#### Exercise requirements
Pick every line from the data that holds the word "爱心像阳光".

Stored records:
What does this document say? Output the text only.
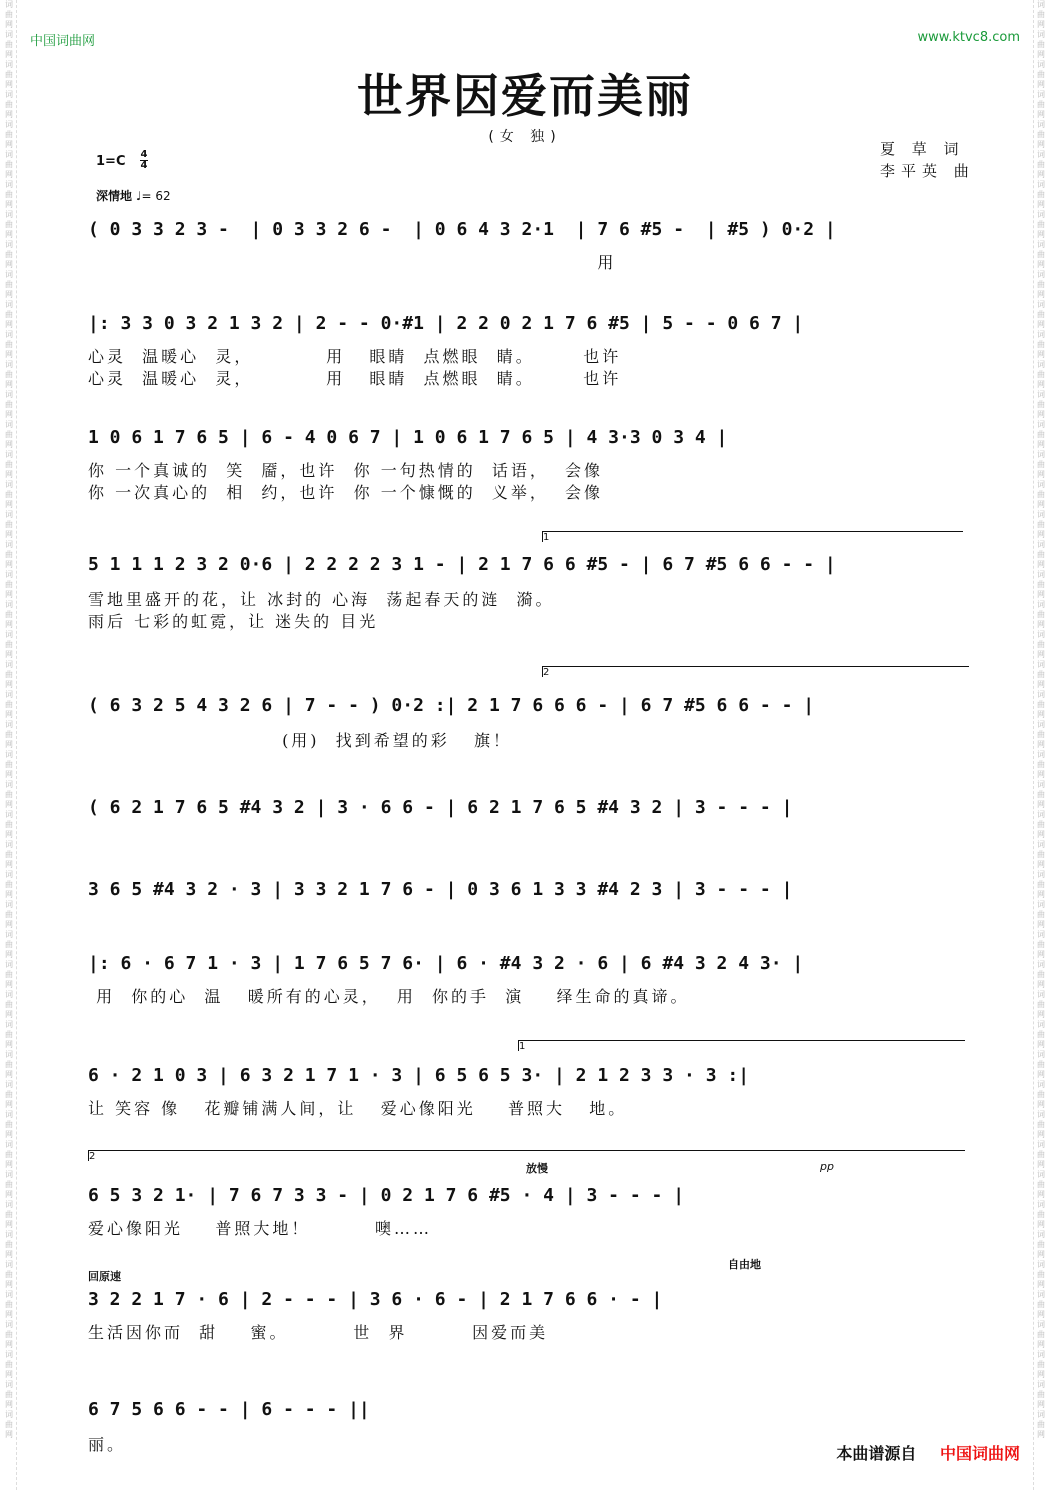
词
曲
网
词
曲
网
词
曲
网
词
曲
网
词
曲
网
词
曲
网
词
曲
网
词
曲
网
词
曲
网
词
曲
网
词
曲
网
词
曲
网
词
曲
网
词
曲
网
词
曲
网
词
曲
网
词
曲
网
词
曲
网
词
曲
网
词
曲
网
词
曲
网
词
曲
网
词
曲
网
词
曲
网
词
曲
网
词
曲
网
词
曲
网
词
曲
网
词
曲
网
词
曲
网
词
曲
网
词
曲
网
词
曲
网
词
曲
网
词
曲
网
词
曲
网
词
曲
网
词
曲
网
词
曲
网
词
曲
网
词
曲
网
词
曲
网
词
曲
网
词
曲
网
词
曲
网
词
曲
网
词
曲
网
词
曲
网
词
曲
网
词
曲
网
词
曲
网
词
曲
网
词
曲
网
词
曲
网
词
曲
网
词
曲
网
词
曲
网
词
曲
网
词
曲
网
词
曲
网
词
曲
网
词
曲
网
词
曲
网
词
曲
网
词
曲
网
词
曲
网
词
曲
网
词
曲
网
词
曲
网
词
曲
网
词
曲
网
词
曲
网
词
曲
网
词
曲
网
词
曲
网
词
曲
网
词
曲
网
词
曲
网
词
曲
网
词
曲
网
词
曲
网
词
曲
网
词
曲
网
词
曲
网
词
曲
网
词
曲
网
词
曲
网
词
曲
网
词
曲
网
词
曲
网
词
曲
网
词
曲
网
词
曲
网
词
曲
网
词
曲
网
词
曲
网
中国词曲网	www.ktvc8.com
世界因爱而美丽
(女 独)
夏 草 词
李平英 曲
1=C 4
4
深情地 ♩= 62
( 0 3 3 2 3 -  | 0 3 3 2 6 -  | 0 6 4 3 2·1  | 7 6 #5 -  | #5 ) 0·2 |
用
|: 3 3 0 3 2 1 3 2 | 2 - - 0·#1 | 2 2 0 2 1 7 6 #5 | 5 - - 0 6 7 |
心灵  温暖心  灵，         用   眼睛  点燃眼  睛。      也许
心灵  温暖心  灵，         用   眼睛  点燃眼  睛。      也许
1 0 6 1 7 6 5 | 6 - 4 0 6 7 | 1 0 6 1 7 6 5 | 4 3·3 0 3 4 |
你 一个真诚的  笑  靥，也许  你 一句热情的  话语，  会像
你 一次真心的  相  约，也许  你 一个慷慨的  义举，  会像
1
5 1 1 1 2 3 2 0·6 | 2 2 2 2 3 1 - | 2 1 7 6 6 #5 - | 6 7 #5 6 6 - - |
雪地里盛开的花，让 冰封的 心海  荡起春天的涟  漪。
雨后 七彩的虹霓，让 迷失的 目光
2
( 6 3 2 5 4 3 2 6 | 7 - - ) 0·2 :| 2 1 7 6 6 6 - | 6 7 #5 6 6 - - |
(用)  找到希望的彩   旗！
( 6 2 1 7 6 5 #4 3 2 | 3 · 6 6 - | 6 2 1 7 6 5 #4 3 2 | 3 - - - |
3 6 5 #4 3 2 · 3 | 3 3 2 1 7 6 - | 0 3 6 1 3 3 #4 2 3 | 3 - - - |
|: 6 · 6 7 1 · 3 | 1 7 6 5 7 6· | 6 · #4 3 2 · 6 | 6 #4 3 2 4 3· |
用  你的心  温   暖所有的心灵，  用  你的手  演    绎生命的真谛。
1
6 · 2 1 0 3 | 6 3 2 1 7 1 · 3 | 6 5 6 5 3· | 2 1 2 3 3 · 3 :|
让 笑容 像   花瓣铺满人间，让   爱心像阳光    普照大   地。
2
放慢	pp
6 5 3 2 1· | 7 6 7 3 3 - | 0 2 1 7 6 #5 · 4 | 3 - - - |
爱心像阳光    普照大地！        噢……
回原速
自由地
3 2 2 1 7 · 6 | 2 - - - | 3 6 · 6 - | 2 1 7 6 6 · - |
生活因你而  甜    蜜。        世  界        因爱而美
6 7 5 6 6 - - | 6 - - - ||
丽。	本曲谱源自 中国词曲网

#### Exercise output
让 笑容 像   花瓣铺满人间，让   爱心像阳光    普照大   地。
爱心像阳光    普照大地！        噢……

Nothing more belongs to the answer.